[Extracted records]
----
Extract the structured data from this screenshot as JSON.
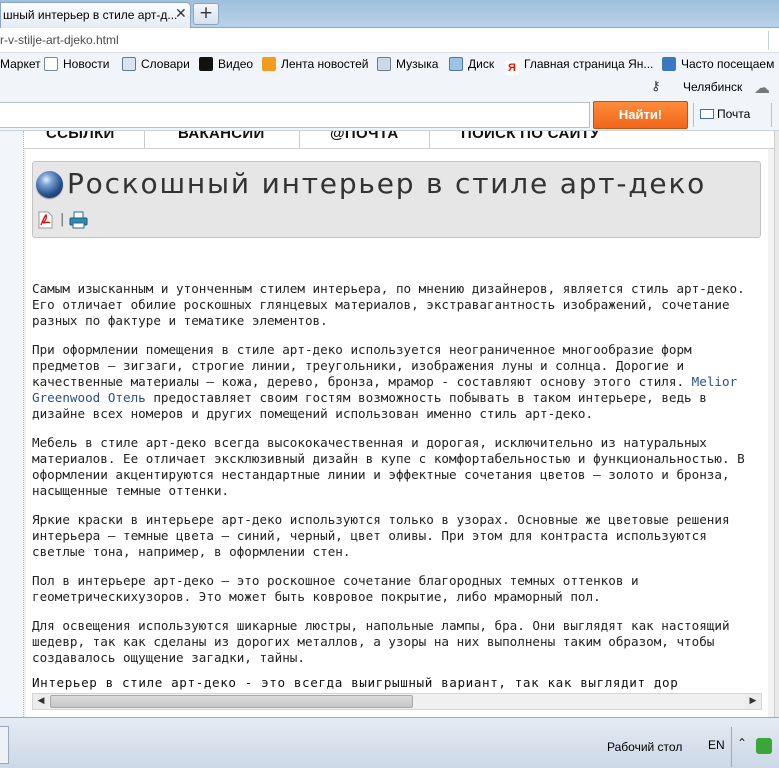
{
  "browser": {
    "tab_title": "шный интерьер в стиле арт-д...",
    "tab_close": "✕",
    "new_tab": "+",
    "url": "r-v-stilje-art-djeko.html"
  },
  "bookmarks": [
    {
      "label": "Маркет"
    },
    {
      "label": "Новости"
    },
    {
      "label": "Словари"
    },
    {
      "label": "Видео"
    },
    {
      "label": "Лента новостей"
    },
    {
      "label": "Музыка"
    },
    {
      "label": "Диск"
    },
    {
      "label": "Главная страница Ян..."
    },
    {
      "label": "Часто посещаем"
    }
  ],
  "yandex_bar": {
    "city": "Челябинск",
    "search_button": "Найти!",
    "mail": "Почта"
  },
  "site_nav": [
    {
      "label": "ССЫЛКИ"
    },
    {
      "label": "ВАКАНСИИ"
    },
    {
      "label": "@ПОЧТА"
    },
    {
      "label": "ПОИСК ПО САЙТУ"
    }
  ],
  "article": {
    "title": "Роскошный интерьер в стиле арт-деко",
    "separator": "|",
    "paragraphs": [
      "Самым изысканным и утонченным стилем интерьера, по мнению дизайнеров, является стиль арт-деко. Его отличает обилие роскошных глянцевых материалов, экстравагантность изображений, сочетание разных по фактуре и тематике элементов.",
      "Мебель в стиле арт-деко всегда высококачественная и дорогая, исключительно из натуральных материалов. Ее отличает эксклюзивный дизайн в купе с комфортабельностью и функциональностью. В оформлении акцентируются нестандартные линии и эффектные сочетания цветов – золото и бронза, насыщенные темные оттенки.",
      "Яркие краски в интерьере арт-деко используются только в узорах. Основные же цветовые решения интерьера – темные цвета – синий, черный, цвет оливы. При этом для контраста используются светлые тона, например, в оформлении стен.",
      "Пол в интерьере арт-деко – это роскошное сочетание благородных темных оттенков и геометрическихузоров. Это может быть ковровое покрытие, либо мраморный пол.",
      "Для освещения используются шикарные люстры, напольные лампы, бра. Они выглядят как настоящий шедевр, так как сделаны из дорогих металлов, а узоры на них выполнены таким образом, чтобы создавалось ощущение загадки, тайны."
    ],
    "p2_before": "При оформлении помещения в стиле арт-деко используется неограниченное многообразие форм предметов – зигзаги, строгие линии, треугольники, изображения луны и солнца. Дорогие и качественные материалы – кожа, дерево, бронза, мрамор - составляют основу этого стиля. ",
    "p2_link": "Melior Greenwood Отель",
    "p2_after": " предоставляет своим гостям возможность побывать в таком интерьере, ведь в дизайне всех номеров и других помещений использован именно стиль арт-деко.",
    "last_line": "Интерьер в стиле арт-деко - это всегда выигрышный вариант, так как выглядит  дор"
  },
  "taskbar": {
    "desktop": "Рабочий стол",
    "lang": "EN"
  },
  "colors": {
    "search_button": "#f0661a",
    "link": "#2c4f8a",
    "title_bg": "#e6e6e6"
  }
}
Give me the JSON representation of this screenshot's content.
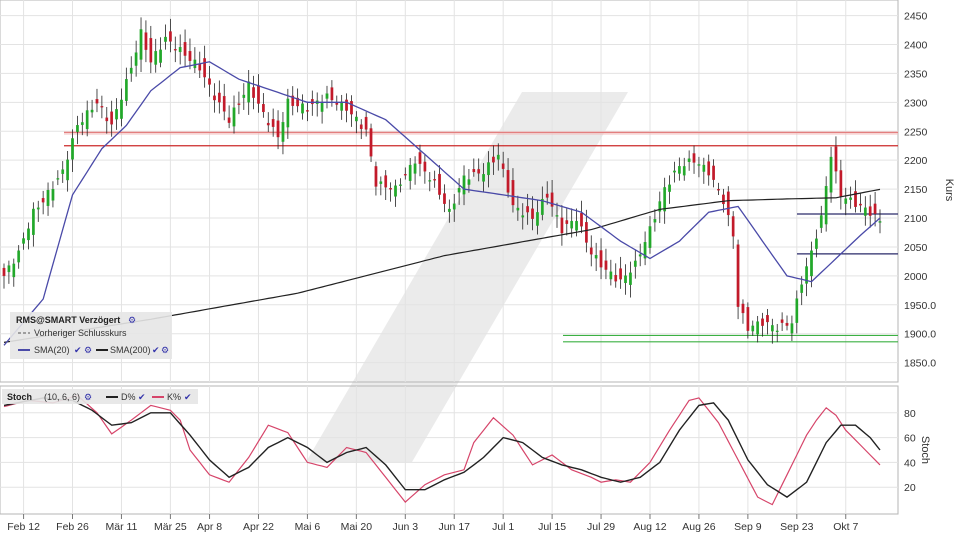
{
  "legend": {
    "symbol": "RMS@SMART Verzögert",
    "prev_close": "Vorheriger Schlusskurs",
    "sma20": "SMA(20)",
    "sma200": "SMA(200)",
    "stoch": "Stoch",
    "stoch_params": "(10, 6, 6)",
    "d_label": "D%",
    "k_label": "K%"
  },
  "colors": {
    "up": "#22a82a",
    "down": "#c21a2a",
    "sma20": "#4a4aa8",
    "sma200": "#222222",
    "resistance": "#cc2a2a",
    "support": "#3cb043",
    "k_line": "#d6456a",
    "d_line": "#222222",
    "grid": "#e3e3e3"
  },
  "chart_data": [
    {
      "type": "candlestick",
      "ylabel": "Kurs",
      "ylim": [
        1820,
        2470
      ],
      "yticks": [
        "2450",
        "2400",
        "2350",
        "2300",
        "2250",
        "2200",
        "2150",
        "2100",
        "2050",
        "2000",
        "1950.0",
        "1900.0",
        "1850.0"
      ],
      "ytick_values": [
        2450,
        2400,
        2350,
        2300,
        2250,
        2200,
        2150,
        2100,
        2050,
        2000,
        1950,
        1900,
        1850
      ],
      "xticks": [
        "Feb 12",
        "Feb 26",
        "Mär 11",
        "Mär 25",
        "Apr 8",
        "Apr 22",
        "Mai 6",
        "Mai 20",
        "Jun 3",
        "Jun 17",
        "Jul 1",
        "Jul 15",
        "Jul 29",
        "Aug 12",
        "Aug 26",
        "Sep 9",
        "Sep 23",
        "Okt 7"
      ],
      "xtick_index": [
        4,
        14,
        24,
        34,
        42,
        52,
        62,
        72,
        82,
        92,
        102,
        112,
        122,
        132,
        142,
        152,
        162,
        172
      ],
      "n_bars": 180,
      "close_anchors": [
        [
          0,
          2000
        ],
        [
          3,
          2040
        ],
        [
          6,
          2110
        ],
        [
          8,
          2130
        ],
        [
          12,
          2180
        ],
        [
          15,
          2260
        ],
        [
          19,
          2300
        ],
        [
          22,
          2260
        ],
        [
          26,
          2360
        ],
        [
          28,
          2420
        ],
        [
          30,
          2370
        ],
        [
          33,
          2410
        ],
        [
          36,
          2390
        ],
        [
          40,
          2360
        ],
        [
          43,
          2310
        ],
        [
          46,
          2270
        ],
        [
          50,
          2330
        ],
        [
          53,
          2280
        ],
        [
          56,
          2240
        ],
        [
          58,
          2300
        ],
        [
          62,
          2290
        ],
        [
          66,
          2310
        ],
        [
          70,
          2290
        ],
        [
          74,
          2250
        ],
        [
          76,
          2160
        ],
        [
          80,
          2150
        ],
        [
          84,
          2200
        ],
        [
          88,
          2160
        ],
        [
          91,
          2110
        ],
        [
          94,
          2170
        ],
        [
          98,
          2180
        ],
        [
          101,
          2210
        ],
        [
          104,
          2120
        ],
        [
          108,
          2100
        ],
        [
          111,
          2140
        ],
        [
          114,
          2080
        ],
        [
          117,
          2100
        ],
        [
          120,
          2040
        ],
        [
          123,
          2010
        ],
        [
          126,
          1990
        ],
        [
          129,
          2020
        ],
        [
          132,
          2080
        ],
        [
          135,
          2150
        ],
        [
          138,
          2190
        ],
        [
          141,
          2200
        ],
        [
          144,
          2180
        ],
        [
          147,
          2130
        ],
        [
          149,
          2070
        ],
        [
          150,
          1950
        ],
        [
          152,
          1910
        ],
        [
          155,
          1920
        ],
        [
          158,
          1910
        ],
        [
          161,
          1920
        ],
        [
          163,
          1990
        ],
        [
          165,
          2040
        ],
        [
          167,
          2100
        ],
        [
          169,
          2210
        ],
        [
          171,
          2140
        ],
        [
          173,
          2130
        ],
        [
          175,
          2120
        ],
        [
          177,
          2110
        ],
        [
          179,
          2095
        ]
      ],
      "sma20_anchors": [
        [
          0,
          1880
        ],
        [
          8,
          1960
        ],
        [
          14,
          2140
        ],
        [
          20,
          2220
        ],
        [
          25,
          2260
        ],
        [
          30,
          2320
        ],
        [
          36,
          2360
        ],
        [
          42,
          2370
        ],
        [
          48,
          2340
        ],
        [
          55,
          2320
        ],
        [
          62,
          2300
        ],
        [
          70,
          2300
        ],
        [
          78,
          2270
        ],
        [
          86,
          2210
        ],
        [
          94,
          2150
        ],
        [
          102,
          2140
        ],
        [
          110,
          2130
        ],
        [
          118,
          2110
        ],
        [
          126,
          2060
        ],
        [
          132,
          2030
        ],
        [
          138,
          2060
        ],
        [
          144,
          2110
        ],
        [
          150,
          2120
        ],
        [
          155,
          2060
        ],
        [
          160,
          2000
        ],
        [
          165,
          1990
        ],
        [
          170,
          2030
        ],
        [
          175,
          2070
        ],
        [
          179,
          2100
        ]
      ],
      "sma200_anchors": [
        [
          0,
          1885
        ],
        [
          30,
          1925
        ],
        [
          60,
          1970
        ],
        [
          90,
          2035
        ],
        [
          120,
          2080
        ],
        [
          134,
          2115
        ],
        [
          148,
          2130
        ],
        [
          160,
          2133
        ],
        [
          170,
          2135
        ],
        [
          178,
          2148
        ]
      ],
      "resistance_levels": [
        2248,
        2225
      ],
      "support_levels": [
        1897,
        1886
      ],
      "level_marker_lines": [
        2107,
        2038
      ]
    },
    {
      "type": "line",
      "title": "Stoch",
      "ylabel": "Stoch",
      "ylim": [
        0,
        100
      ],
      "yticks": [
        "80",
        "60",
        "40",
        "20"
      ],
      "ytick_values": [
        80,
        60,
        40,
        20
      ],
      "series": [
        {
          "name": "K%",
          "anchors": [
            [
              0,
              85
            ],
            [
              5,
              90
            ],
            [
              10,
              88
            ],
            [
              15,
              94
            ],
            [
              19,
              80
            ],
            [
              22,
              63
            ],
            [
              26,
              74
            ],
            [
              30,
              86
            ],
            [
              34,
              82
            ],
            [
              36,
              74
            ],
            [
              38,
              50
            ],
            [
              42,
              30
            ],
            [
              46,
              24
            ],
            [
              50,
              44
            ],
            [
              54,
              70
            ],
            [
              58,
              64
            ],
            [
              62,
              40
            ],
            [
              66,
              36
            ],
            [
              70,
              52
            ],
            [
              74,
              48
            ],
            [
              78,
              28
            ],
            [
              82,
              8
            ],
            [
              86,
              22
            ],
            [
              90,
              30
            ],
            [
              94,
              34
            ],
            [
              96,
              56
            ],
            [
              100,
              76
            ],
            [
              104,
              62
            ],
            [
              108,
              38
            ],
            [
              112,
              46
            ],
            [
              116,
              34
            ],
            [
              120,
              28
            ],
            [
              122,
              24
            ],
            [
              125,
              26
            ],
            [
              128,
              24
            ],
            [
              132,
              40
            ],
            [
              136,
              66
            ],
            [
              140,
              90
            ],
            [
              142,
              92
            ],
            [
              146,
              72
            ],
            [
              150,
              42
            ],
            [
              154,
              12
            ],
            [
              157,
              6
            ],
            [
              160,
              30
            ],
            [
              164,
              62
            ],
            [
              166,
              74
            ],
            [
              168,
              84
            ],
            [
              170,
              78
            ],
            [
              172,
              66
            ],
            [
              175,
              54
            ],
            [
              179,
              38
            ]
          ]
        },
        {
          "name": "D%",
          "anchors": [
            [
              0,
              86
            ],
            [
              8,
              92
            ],
            [
              14,
              90
            ],
            [
              18,
              82
            ],
            [
              22,
              70
            ],
            [
              26,
              72
            ],
            [
              30,
              80
            ],
            [
              34,
              80
            ],
            [
              38,
              62
            ],
            [
              42,
              42
            ],
            [
              46,
              28
            ],
            [
              50,
              36
            ],
            [
              54,
              52
            ],
            [
              58,
              60
            ],
            [
              62,
              52
            ],
            [
              66,
              40
            ],
            [
              70,
              48
            ],
            [
              74,
              52
            ],
            [
              78,
              38
            ],
            [
              82,
              18
            ],
            [
              86,
              18
            ],
            [
              90,
              26
            ],
            [
              94,
              32
            ],
            [
              98,
              44
            ],
            [
              102,
              60
            ],
            [
              106,
              56
            ],
            [
              110,
              44
            ],
            [
              114,
              38
            ],
            [
              118,
              34
            ],
            [
              122,
              28
            ],
            [
              126,
              24
            ],
            [
              130,
              28
            ],
            [
              134,
              40
            ],
            [
              138,
              66
            ],
            [
              142,
              86
            ],
            [
              145,
              88
            ],
            [
              148,
              74
            ],
            [
              152,
              42
            ],
            [
              156,
              22
            ],
            [
              160,
              12
            ],
            [
              164,
              24
            ],
            [
              168,
              56
            ],
            [
              171,
              70
            ],
            [
              174,
              70
            ],
            [
              177,
              60
            ],
            [
              179,
              50
            ]
          ]
        }
      ]
    }
  ]
}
----
* TASK GOAL *
What is the number of lines in this material that hold the string "темные"? Answer with that number only.

* RESULT BELOW *
2